Problem requirements:
Could you copy every line from the material below in which "screenshot" appears?

Excerpted data:
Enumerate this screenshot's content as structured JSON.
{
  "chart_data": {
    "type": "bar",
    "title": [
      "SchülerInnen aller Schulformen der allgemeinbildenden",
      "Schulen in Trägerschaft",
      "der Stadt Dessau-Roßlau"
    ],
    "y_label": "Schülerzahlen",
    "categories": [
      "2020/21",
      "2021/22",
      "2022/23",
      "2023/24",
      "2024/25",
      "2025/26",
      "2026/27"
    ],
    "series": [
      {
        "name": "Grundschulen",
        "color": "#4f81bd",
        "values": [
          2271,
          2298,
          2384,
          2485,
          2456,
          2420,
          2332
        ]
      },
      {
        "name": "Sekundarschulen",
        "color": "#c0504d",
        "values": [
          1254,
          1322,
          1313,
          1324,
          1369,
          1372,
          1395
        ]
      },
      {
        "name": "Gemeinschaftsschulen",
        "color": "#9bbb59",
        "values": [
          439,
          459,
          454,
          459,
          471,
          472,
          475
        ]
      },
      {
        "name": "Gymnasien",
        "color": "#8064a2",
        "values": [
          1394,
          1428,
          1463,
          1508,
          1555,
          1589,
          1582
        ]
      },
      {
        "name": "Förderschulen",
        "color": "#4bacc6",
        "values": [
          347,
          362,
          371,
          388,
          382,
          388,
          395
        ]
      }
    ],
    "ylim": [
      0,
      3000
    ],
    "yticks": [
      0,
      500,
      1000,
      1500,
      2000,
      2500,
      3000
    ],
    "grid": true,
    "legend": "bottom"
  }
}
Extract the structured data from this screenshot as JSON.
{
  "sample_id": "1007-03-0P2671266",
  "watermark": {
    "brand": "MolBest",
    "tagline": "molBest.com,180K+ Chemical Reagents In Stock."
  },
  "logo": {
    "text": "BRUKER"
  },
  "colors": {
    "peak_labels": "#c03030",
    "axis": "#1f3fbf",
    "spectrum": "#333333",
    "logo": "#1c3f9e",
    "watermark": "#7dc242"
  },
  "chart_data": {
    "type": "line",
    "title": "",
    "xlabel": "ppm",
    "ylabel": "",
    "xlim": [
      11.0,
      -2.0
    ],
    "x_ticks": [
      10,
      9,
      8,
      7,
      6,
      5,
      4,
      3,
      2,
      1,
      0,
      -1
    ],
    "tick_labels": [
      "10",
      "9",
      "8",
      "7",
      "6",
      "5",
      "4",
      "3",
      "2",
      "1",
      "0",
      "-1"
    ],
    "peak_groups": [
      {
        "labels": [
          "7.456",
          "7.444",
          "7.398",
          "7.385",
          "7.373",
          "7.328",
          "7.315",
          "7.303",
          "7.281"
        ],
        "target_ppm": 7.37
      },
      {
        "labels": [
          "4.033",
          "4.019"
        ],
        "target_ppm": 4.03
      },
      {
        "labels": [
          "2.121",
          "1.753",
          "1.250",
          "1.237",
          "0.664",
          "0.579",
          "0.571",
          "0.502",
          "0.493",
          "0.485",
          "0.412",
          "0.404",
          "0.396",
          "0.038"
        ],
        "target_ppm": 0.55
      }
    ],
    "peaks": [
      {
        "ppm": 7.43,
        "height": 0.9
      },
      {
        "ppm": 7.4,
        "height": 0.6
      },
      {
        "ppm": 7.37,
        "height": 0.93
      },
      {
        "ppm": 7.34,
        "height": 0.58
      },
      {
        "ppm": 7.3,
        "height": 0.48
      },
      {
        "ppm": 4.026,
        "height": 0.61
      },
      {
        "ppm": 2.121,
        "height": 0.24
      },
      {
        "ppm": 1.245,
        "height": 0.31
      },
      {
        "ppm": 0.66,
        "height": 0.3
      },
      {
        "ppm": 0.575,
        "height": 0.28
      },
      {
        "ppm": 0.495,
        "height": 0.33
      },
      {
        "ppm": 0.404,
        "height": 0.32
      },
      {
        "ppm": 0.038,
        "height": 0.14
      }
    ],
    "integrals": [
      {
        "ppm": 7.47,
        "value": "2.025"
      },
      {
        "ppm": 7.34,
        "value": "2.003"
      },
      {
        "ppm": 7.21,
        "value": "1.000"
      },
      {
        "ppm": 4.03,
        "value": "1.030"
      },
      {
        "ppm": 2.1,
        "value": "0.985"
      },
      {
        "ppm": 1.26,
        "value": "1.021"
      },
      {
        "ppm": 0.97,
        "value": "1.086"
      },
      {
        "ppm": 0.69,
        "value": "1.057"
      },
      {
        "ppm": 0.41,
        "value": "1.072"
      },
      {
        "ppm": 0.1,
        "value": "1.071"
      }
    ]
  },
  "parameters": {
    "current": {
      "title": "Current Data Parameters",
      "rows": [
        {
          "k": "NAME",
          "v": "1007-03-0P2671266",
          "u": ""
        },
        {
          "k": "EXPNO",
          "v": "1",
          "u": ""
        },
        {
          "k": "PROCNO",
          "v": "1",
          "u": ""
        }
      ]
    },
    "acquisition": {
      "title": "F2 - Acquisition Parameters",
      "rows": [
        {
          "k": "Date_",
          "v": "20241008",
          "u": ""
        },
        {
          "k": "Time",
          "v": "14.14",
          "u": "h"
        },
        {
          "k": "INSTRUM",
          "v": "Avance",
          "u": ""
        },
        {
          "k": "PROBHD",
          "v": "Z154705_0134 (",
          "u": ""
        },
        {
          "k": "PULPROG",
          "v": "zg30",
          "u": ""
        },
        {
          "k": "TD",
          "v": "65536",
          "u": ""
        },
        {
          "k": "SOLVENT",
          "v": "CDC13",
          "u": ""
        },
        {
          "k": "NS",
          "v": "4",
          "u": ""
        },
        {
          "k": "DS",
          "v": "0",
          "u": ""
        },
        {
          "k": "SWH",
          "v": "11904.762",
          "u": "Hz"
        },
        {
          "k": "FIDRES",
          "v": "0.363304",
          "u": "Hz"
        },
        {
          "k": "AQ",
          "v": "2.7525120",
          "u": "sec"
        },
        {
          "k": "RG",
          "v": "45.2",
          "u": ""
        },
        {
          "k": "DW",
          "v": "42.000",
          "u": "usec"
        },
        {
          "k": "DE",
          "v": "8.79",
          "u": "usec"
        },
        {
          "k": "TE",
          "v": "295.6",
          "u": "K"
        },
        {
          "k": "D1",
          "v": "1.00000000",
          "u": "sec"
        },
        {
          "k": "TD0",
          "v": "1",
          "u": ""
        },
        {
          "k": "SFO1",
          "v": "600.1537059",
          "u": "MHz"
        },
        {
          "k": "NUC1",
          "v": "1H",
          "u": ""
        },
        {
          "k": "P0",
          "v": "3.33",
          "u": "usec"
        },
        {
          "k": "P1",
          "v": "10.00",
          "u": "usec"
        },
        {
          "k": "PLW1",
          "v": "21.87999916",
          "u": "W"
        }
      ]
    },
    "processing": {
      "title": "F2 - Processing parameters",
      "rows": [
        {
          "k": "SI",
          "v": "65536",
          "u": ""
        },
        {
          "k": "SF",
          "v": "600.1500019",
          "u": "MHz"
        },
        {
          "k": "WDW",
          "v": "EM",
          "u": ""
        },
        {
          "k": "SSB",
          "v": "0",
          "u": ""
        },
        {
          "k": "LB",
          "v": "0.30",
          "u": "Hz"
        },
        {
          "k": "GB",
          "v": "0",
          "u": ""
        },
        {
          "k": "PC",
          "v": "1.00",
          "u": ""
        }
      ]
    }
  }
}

Exercise output:
Enumerate this screenshot's content as structured JSON.
Extract the structured data from this screenshot as JSON.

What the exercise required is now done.